Supplied records =
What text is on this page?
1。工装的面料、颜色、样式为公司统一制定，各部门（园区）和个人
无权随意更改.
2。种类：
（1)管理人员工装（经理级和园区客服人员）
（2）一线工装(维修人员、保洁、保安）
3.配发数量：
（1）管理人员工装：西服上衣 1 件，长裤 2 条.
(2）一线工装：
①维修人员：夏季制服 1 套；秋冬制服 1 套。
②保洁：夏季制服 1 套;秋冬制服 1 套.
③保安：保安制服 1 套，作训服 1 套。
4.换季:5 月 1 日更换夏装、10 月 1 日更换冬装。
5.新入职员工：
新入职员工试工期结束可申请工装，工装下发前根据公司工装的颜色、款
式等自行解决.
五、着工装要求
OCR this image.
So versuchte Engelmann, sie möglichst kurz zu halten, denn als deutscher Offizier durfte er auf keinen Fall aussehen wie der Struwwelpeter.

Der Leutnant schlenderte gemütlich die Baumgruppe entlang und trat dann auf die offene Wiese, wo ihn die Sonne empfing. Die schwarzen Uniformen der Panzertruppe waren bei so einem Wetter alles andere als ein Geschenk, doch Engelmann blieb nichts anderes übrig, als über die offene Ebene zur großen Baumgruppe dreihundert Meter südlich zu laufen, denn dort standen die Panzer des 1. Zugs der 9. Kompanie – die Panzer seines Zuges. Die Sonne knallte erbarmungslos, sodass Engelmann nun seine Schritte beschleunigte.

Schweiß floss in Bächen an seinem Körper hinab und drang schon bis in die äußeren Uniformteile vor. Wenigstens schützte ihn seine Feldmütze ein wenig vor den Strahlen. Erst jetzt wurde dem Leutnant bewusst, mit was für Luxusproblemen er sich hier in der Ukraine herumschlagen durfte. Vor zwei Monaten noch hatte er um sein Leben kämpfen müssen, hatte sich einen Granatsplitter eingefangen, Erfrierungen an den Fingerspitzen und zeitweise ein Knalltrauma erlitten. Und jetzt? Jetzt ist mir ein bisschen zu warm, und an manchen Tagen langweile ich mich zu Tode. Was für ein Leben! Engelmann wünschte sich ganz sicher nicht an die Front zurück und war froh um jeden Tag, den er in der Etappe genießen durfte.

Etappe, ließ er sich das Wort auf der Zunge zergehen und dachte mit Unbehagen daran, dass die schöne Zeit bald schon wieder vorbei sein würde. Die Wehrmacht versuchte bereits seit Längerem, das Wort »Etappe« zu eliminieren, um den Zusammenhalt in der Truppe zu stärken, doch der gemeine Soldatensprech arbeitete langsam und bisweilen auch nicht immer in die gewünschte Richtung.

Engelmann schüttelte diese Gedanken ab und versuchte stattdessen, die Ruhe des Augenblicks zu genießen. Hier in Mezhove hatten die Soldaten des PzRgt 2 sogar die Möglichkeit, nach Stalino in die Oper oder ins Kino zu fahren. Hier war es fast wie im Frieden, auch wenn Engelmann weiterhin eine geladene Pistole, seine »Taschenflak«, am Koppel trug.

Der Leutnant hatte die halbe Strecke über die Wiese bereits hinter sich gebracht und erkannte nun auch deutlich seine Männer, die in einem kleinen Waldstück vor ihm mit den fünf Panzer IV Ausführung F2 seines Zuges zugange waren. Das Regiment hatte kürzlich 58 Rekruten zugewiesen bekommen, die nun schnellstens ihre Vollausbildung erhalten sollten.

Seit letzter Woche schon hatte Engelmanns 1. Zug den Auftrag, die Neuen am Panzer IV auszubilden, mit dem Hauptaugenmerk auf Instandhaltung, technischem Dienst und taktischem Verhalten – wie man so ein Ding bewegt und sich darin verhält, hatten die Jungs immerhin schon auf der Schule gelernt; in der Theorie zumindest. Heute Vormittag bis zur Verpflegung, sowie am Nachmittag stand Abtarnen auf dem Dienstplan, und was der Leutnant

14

Prompt =
Search the data for the word "秋冬制服" and copy each line where it appears.

Expected answer =
①维修人员：夏季制服 1 套；秋冬制服 1 套。
②保洁：夏季制服 1 套;秋冬制服 1 套.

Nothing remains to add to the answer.